* **Stored data**:
=-=-=
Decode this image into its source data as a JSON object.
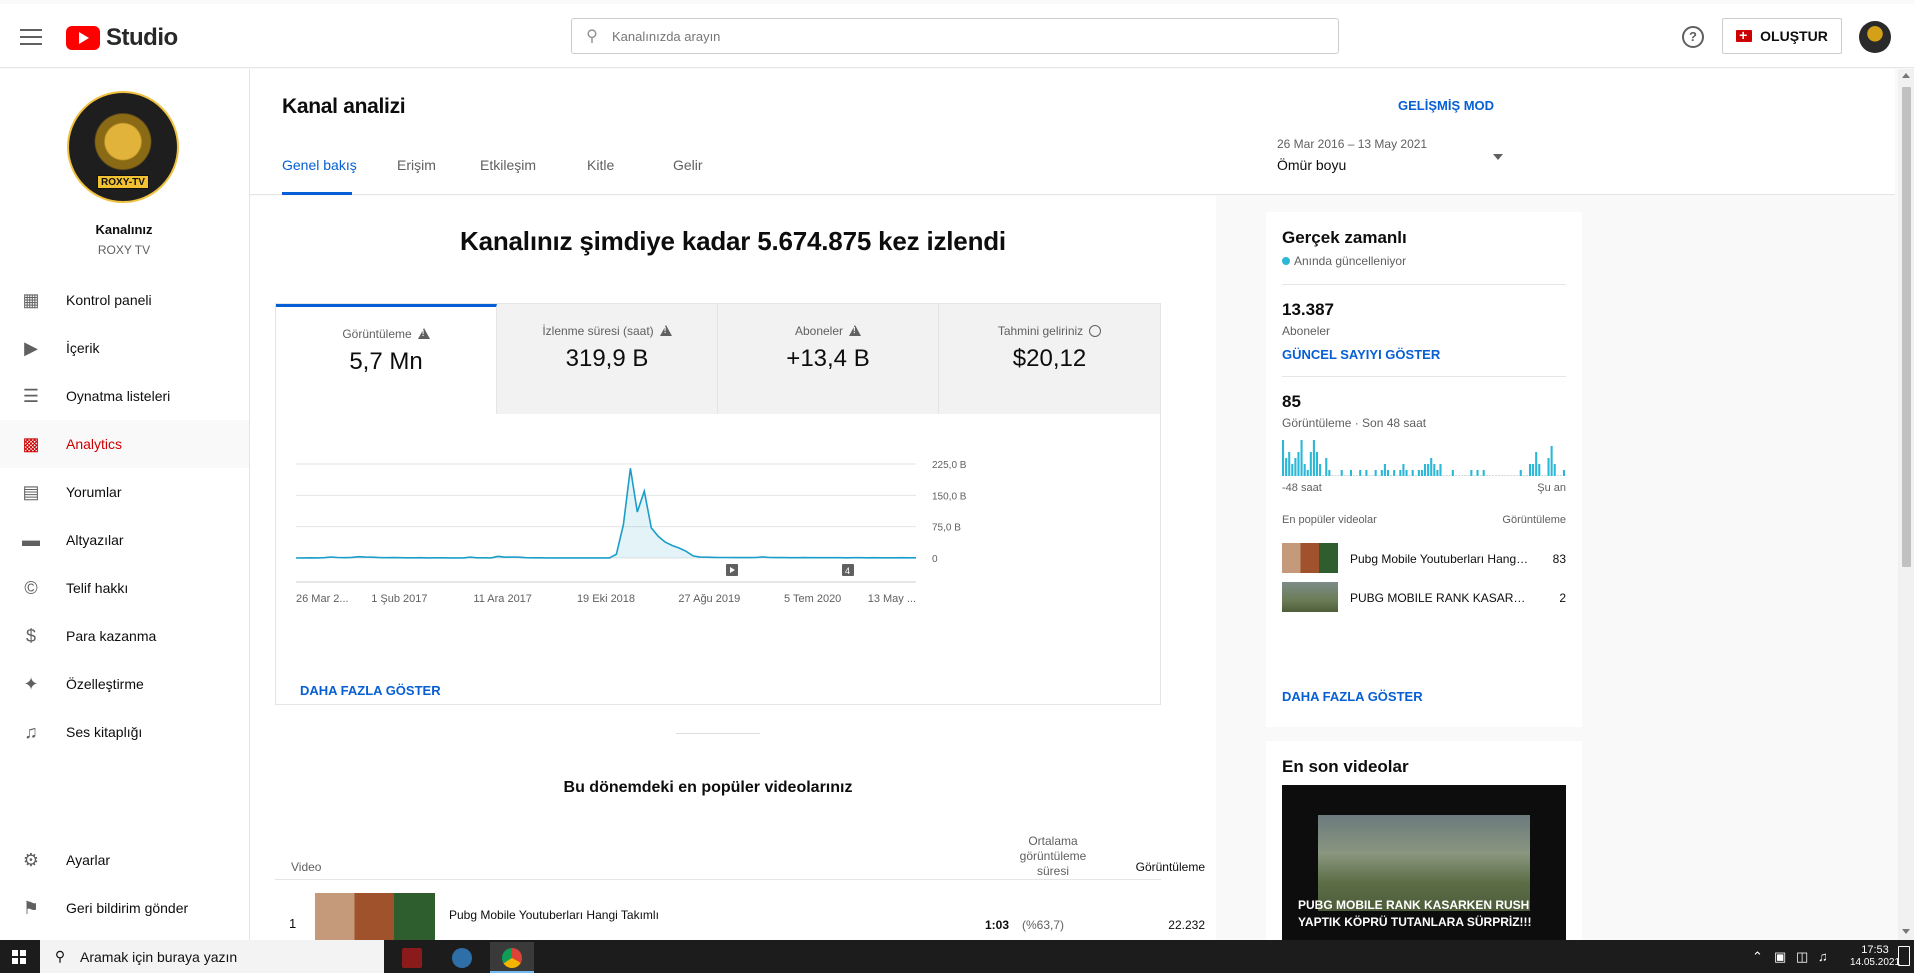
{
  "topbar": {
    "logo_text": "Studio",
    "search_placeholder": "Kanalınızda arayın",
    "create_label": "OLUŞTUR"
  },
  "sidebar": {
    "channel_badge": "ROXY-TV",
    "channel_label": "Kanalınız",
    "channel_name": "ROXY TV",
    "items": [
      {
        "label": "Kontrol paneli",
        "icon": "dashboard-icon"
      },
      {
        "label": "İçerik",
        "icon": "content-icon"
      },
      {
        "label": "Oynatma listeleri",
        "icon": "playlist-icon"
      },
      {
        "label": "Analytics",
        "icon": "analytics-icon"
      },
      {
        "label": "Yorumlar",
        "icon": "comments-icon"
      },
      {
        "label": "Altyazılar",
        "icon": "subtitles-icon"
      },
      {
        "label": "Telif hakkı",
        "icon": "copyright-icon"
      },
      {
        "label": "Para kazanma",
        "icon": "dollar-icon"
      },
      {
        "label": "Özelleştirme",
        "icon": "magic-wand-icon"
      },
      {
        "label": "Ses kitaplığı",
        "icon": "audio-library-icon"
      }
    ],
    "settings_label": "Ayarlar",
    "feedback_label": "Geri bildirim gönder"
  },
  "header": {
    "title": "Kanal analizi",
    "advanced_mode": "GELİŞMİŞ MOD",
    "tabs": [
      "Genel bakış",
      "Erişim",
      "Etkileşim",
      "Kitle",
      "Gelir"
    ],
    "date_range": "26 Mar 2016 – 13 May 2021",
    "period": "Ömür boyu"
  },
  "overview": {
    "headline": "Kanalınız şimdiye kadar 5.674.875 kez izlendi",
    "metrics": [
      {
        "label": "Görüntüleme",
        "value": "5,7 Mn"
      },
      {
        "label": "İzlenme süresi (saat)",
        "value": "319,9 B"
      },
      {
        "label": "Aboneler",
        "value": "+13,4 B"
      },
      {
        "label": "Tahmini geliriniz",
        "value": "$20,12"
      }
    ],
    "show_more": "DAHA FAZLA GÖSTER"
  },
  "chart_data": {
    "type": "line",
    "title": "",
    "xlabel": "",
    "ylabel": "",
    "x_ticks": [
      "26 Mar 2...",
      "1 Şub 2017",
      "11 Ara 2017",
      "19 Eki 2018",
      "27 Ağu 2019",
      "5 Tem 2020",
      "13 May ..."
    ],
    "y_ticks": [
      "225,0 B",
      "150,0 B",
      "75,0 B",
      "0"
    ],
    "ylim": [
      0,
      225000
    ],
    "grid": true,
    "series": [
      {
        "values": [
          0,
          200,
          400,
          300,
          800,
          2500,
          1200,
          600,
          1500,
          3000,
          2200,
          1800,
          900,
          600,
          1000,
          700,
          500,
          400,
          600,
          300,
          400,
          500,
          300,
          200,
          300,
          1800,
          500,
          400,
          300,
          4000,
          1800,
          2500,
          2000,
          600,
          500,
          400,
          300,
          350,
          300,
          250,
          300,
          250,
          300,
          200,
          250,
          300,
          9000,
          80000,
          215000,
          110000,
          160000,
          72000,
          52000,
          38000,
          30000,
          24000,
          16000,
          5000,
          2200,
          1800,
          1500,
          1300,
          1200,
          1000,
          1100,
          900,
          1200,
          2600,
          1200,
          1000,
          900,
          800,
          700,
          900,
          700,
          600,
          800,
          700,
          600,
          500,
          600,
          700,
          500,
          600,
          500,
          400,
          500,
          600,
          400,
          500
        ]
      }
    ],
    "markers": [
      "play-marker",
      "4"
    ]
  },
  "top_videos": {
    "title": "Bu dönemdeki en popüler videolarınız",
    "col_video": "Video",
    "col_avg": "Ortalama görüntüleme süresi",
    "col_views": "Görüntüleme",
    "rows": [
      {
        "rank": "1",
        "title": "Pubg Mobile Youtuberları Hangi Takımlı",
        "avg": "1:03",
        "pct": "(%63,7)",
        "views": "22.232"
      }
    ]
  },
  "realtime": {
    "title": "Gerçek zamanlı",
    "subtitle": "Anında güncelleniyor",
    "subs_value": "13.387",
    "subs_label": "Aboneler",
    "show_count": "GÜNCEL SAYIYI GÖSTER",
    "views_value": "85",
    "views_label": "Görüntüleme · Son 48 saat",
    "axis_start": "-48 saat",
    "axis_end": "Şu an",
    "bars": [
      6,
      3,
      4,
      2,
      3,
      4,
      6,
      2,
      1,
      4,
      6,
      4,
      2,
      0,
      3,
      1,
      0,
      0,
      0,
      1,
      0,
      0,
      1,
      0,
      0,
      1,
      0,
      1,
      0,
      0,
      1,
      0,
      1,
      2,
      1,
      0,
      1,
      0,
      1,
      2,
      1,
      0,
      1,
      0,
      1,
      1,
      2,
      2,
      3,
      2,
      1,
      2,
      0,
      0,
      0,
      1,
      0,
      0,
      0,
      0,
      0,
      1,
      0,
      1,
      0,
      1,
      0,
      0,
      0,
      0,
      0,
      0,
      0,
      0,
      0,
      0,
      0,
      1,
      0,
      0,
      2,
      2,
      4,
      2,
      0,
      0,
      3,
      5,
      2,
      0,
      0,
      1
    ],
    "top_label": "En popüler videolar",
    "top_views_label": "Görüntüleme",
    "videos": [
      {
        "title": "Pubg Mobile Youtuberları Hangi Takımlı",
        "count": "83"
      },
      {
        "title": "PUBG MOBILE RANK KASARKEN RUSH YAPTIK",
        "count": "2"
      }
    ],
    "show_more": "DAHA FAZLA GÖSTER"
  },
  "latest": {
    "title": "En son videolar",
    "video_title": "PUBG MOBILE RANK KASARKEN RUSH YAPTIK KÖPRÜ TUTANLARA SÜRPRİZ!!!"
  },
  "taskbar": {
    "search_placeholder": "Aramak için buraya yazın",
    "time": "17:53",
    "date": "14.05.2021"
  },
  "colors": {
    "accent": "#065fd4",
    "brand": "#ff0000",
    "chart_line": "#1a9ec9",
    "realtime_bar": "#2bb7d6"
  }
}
=-=-=
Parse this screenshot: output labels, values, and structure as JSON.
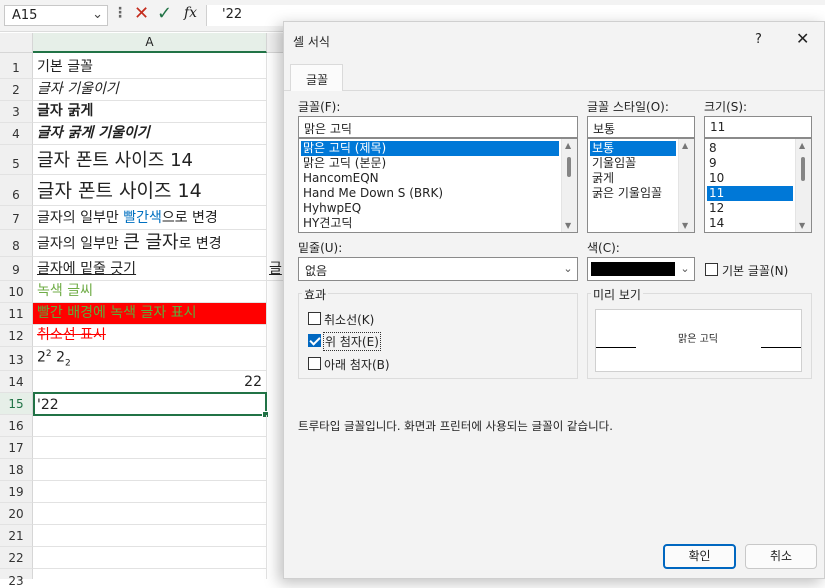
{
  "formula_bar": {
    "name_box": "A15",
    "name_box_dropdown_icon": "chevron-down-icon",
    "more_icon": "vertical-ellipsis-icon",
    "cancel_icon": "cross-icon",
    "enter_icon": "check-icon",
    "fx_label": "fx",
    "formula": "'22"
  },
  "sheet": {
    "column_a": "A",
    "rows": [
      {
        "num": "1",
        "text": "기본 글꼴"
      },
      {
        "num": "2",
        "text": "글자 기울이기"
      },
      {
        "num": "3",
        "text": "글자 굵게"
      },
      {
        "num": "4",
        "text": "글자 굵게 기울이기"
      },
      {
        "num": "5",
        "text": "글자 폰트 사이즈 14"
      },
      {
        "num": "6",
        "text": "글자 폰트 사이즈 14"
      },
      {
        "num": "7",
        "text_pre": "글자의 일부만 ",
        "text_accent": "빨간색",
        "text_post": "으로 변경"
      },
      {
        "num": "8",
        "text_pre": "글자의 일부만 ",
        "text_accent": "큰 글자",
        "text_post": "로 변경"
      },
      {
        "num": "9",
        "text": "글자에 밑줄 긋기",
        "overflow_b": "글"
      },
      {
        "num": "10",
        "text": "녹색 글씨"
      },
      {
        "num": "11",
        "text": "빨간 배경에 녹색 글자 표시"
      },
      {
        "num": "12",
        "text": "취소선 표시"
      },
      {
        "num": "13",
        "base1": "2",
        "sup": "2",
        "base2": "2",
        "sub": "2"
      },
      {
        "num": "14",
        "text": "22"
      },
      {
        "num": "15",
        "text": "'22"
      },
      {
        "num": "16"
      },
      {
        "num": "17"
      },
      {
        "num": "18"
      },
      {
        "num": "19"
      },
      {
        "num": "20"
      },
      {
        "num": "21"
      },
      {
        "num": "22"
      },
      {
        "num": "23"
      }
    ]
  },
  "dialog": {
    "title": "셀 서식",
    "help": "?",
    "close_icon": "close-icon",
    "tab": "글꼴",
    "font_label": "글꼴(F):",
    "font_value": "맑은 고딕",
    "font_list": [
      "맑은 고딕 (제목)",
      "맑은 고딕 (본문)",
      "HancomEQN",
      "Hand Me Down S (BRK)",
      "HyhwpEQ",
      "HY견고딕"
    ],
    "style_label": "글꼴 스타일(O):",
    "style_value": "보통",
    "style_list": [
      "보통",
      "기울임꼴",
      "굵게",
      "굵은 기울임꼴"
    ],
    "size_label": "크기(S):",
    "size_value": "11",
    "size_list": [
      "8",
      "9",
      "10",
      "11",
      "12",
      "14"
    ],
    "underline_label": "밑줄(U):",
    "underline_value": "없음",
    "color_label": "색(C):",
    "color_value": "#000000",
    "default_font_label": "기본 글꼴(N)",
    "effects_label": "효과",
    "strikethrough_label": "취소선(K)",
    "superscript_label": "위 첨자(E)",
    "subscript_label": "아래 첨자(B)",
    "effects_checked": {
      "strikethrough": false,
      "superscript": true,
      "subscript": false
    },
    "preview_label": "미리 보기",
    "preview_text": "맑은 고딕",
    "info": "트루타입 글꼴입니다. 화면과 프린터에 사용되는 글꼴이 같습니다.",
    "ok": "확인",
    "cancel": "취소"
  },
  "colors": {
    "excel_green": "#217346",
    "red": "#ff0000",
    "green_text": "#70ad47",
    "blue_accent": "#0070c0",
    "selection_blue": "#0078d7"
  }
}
=-=-=
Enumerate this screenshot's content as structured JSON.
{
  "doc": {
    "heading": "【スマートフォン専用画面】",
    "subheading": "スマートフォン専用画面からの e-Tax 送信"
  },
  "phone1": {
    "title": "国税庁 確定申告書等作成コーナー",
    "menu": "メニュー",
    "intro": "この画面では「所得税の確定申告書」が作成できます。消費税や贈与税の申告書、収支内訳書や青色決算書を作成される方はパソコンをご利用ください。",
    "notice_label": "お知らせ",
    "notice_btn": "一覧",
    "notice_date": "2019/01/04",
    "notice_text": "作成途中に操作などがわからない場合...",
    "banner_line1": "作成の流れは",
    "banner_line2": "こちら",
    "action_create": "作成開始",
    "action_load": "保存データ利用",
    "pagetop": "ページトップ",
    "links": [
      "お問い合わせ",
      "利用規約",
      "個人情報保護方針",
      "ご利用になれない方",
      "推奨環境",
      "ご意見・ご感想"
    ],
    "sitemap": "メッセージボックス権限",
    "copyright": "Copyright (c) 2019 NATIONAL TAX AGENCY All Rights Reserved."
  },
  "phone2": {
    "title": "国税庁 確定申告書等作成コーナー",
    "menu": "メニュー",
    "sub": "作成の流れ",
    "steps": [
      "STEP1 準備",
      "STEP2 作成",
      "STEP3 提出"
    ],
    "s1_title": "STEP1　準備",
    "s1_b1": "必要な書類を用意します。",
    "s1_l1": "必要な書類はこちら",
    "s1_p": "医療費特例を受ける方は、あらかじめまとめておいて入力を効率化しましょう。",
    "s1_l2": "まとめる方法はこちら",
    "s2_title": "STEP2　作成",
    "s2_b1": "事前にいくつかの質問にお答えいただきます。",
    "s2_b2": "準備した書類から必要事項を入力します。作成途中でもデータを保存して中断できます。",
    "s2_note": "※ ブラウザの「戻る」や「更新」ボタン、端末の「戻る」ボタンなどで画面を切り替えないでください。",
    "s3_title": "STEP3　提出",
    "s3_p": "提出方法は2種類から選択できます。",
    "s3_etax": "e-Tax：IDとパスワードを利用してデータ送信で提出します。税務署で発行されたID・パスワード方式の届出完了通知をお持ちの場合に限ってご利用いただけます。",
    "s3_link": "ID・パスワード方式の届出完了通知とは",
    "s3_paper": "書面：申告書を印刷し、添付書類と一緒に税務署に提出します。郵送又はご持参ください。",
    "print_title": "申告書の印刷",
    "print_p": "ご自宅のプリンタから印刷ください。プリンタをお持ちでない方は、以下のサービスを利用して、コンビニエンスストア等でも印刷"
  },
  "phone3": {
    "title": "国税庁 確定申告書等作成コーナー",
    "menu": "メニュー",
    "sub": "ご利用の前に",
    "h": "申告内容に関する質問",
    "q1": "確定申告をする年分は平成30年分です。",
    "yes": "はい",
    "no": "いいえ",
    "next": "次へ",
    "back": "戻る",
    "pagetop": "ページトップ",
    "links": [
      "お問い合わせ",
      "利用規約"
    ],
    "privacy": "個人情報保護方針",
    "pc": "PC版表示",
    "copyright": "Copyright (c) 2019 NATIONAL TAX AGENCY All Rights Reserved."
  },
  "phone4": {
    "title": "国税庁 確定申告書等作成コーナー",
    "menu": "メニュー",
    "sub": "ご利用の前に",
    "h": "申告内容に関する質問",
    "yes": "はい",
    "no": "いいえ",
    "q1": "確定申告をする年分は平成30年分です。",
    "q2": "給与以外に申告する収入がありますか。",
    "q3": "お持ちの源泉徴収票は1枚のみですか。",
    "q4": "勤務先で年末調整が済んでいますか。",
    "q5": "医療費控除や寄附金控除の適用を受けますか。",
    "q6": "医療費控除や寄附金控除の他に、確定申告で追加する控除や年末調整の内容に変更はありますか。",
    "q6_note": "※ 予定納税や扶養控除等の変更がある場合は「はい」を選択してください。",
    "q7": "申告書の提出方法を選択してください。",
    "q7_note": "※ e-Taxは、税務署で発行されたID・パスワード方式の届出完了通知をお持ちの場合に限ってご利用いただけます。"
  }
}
=-=-=
* **WORK TO BE COMPLETED**: Look through the data above. Copy every line with the string "screenshot" in it.

* **TASK SOLUTION**:
Parse this screenshot: output labels, values, and structure as JSON.
Enumerate this screenshot's content as structured JSON.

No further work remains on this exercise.